┌────────

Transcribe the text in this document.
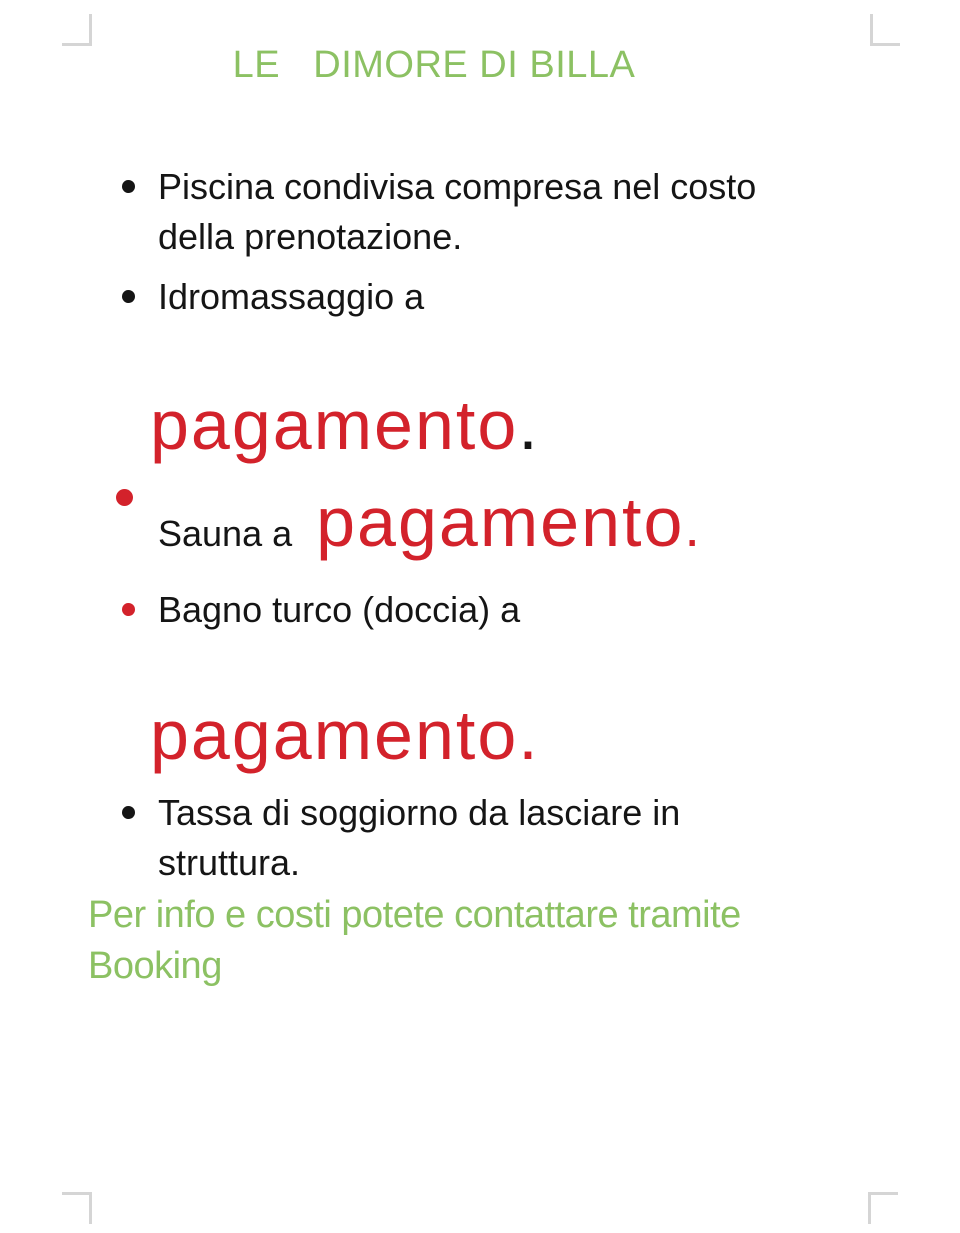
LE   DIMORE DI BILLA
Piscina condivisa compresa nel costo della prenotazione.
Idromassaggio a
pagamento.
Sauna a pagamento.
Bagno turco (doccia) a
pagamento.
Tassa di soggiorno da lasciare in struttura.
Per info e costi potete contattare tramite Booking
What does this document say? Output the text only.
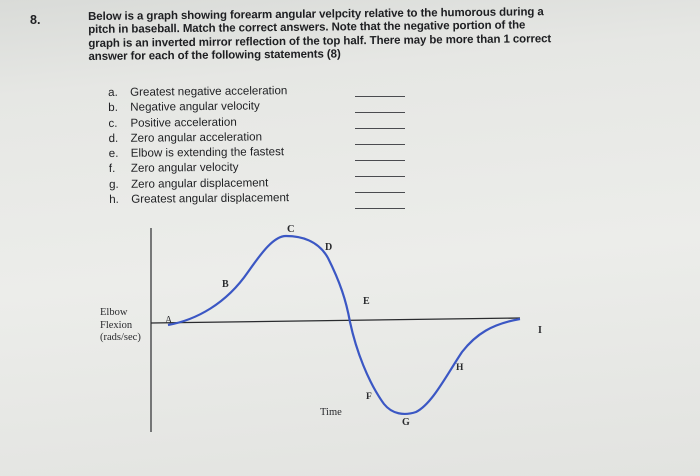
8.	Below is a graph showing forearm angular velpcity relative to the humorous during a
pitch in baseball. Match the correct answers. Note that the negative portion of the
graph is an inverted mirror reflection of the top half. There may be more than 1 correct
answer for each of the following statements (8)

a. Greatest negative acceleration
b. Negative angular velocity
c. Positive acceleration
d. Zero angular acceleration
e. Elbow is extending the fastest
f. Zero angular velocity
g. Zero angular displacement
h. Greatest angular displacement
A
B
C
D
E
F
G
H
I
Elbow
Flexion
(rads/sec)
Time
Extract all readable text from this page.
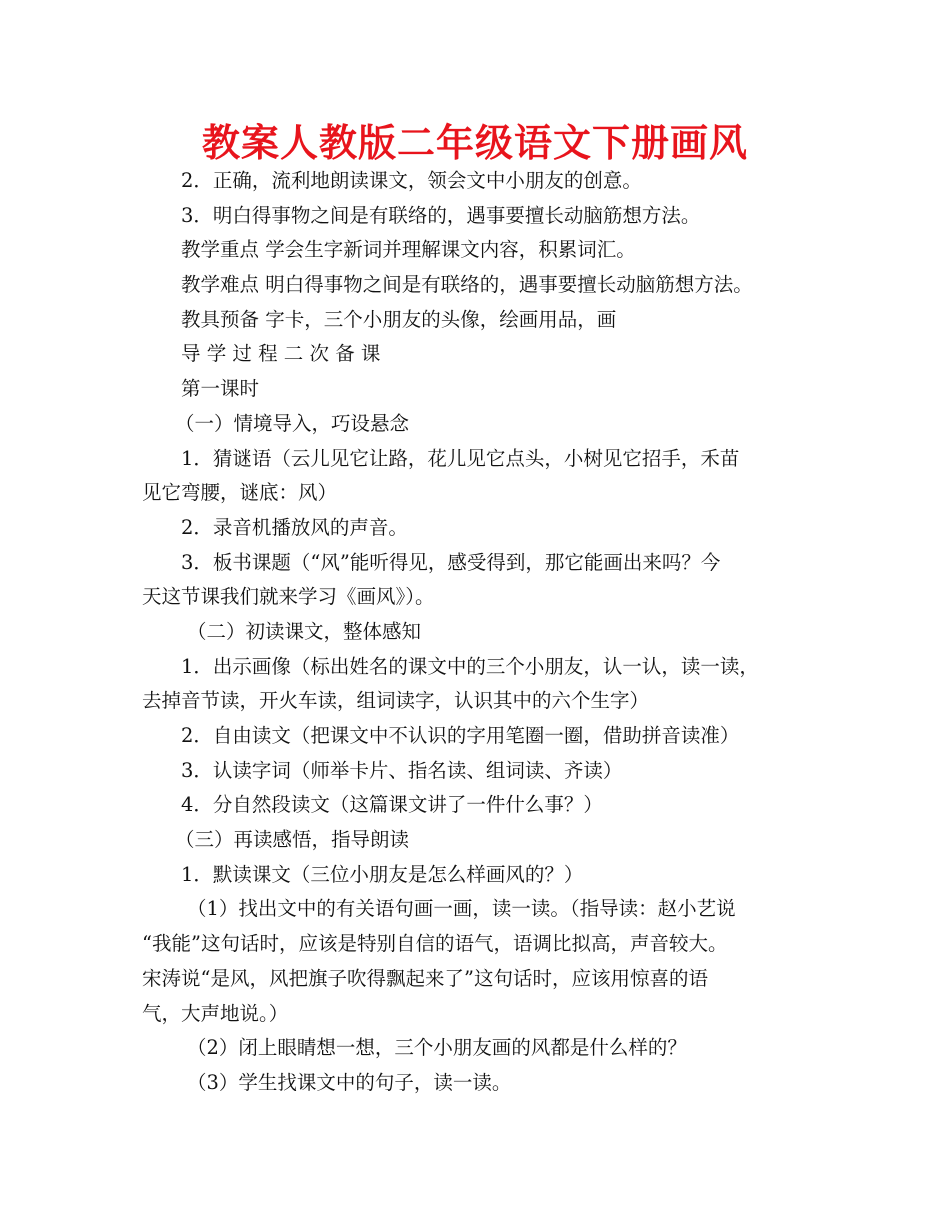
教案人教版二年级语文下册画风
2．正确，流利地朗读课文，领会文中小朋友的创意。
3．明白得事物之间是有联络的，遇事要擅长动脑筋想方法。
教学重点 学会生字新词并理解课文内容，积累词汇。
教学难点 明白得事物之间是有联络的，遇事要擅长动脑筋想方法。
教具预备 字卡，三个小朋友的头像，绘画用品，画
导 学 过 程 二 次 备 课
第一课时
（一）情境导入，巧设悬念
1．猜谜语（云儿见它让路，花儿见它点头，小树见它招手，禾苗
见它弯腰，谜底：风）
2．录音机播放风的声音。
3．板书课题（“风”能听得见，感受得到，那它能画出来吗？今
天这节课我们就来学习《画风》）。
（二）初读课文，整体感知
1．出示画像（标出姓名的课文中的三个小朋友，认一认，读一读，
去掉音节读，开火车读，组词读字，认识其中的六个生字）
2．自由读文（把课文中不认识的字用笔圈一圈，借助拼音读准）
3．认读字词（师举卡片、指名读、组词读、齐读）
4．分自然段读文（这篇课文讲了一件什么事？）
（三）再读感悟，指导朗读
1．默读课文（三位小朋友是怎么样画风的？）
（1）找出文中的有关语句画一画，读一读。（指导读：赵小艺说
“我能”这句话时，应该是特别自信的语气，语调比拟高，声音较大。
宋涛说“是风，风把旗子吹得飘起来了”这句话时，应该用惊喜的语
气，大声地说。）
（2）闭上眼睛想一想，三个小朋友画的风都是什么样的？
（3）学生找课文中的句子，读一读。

└────────
┌────────

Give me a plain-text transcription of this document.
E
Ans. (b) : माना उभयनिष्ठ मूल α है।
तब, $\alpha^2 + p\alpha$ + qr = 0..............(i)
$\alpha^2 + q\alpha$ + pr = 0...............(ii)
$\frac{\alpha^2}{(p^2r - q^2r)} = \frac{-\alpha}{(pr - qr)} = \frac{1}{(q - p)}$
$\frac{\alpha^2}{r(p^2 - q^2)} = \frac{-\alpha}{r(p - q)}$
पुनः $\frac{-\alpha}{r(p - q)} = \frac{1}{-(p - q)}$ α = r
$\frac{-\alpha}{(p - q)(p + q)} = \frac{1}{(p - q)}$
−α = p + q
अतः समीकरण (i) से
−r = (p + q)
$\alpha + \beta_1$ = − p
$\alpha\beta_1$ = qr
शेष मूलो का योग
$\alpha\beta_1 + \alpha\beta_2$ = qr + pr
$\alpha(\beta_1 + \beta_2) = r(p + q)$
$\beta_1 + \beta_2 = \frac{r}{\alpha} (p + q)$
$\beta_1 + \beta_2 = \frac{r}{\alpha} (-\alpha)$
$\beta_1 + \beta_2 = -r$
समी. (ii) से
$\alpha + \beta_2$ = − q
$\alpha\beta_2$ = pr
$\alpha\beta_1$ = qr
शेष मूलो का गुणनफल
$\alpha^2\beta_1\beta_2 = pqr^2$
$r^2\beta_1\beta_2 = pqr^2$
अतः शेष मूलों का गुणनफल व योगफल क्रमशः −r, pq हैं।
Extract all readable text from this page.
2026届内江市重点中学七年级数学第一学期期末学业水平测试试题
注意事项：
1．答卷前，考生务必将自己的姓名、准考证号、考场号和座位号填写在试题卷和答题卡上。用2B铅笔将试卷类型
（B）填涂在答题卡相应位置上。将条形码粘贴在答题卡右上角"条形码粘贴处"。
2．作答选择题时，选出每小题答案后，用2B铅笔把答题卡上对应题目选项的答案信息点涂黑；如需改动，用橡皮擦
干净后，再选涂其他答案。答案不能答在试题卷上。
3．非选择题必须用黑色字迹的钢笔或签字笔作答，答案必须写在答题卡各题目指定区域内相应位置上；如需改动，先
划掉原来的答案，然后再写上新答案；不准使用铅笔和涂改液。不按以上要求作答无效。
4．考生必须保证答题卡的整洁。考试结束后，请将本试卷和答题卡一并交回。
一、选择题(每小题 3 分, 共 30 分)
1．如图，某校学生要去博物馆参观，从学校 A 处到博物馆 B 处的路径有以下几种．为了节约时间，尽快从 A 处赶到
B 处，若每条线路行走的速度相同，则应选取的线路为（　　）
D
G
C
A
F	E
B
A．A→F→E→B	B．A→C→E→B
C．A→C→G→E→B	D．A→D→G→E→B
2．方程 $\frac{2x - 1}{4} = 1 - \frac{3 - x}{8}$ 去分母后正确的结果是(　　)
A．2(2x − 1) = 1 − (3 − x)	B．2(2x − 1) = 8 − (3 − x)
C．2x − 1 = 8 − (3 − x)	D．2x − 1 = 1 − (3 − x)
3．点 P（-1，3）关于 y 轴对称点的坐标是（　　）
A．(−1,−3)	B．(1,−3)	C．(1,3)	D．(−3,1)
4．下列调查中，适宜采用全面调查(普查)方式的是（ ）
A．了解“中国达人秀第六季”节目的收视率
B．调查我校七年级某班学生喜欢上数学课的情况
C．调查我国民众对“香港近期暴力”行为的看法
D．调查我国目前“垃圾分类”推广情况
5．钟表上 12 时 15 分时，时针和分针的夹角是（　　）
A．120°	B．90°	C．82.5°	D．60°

└────────

REQUIRED TASK: Report how many lines of the data contain the word "text", using the number alone.

RESPONSE: 5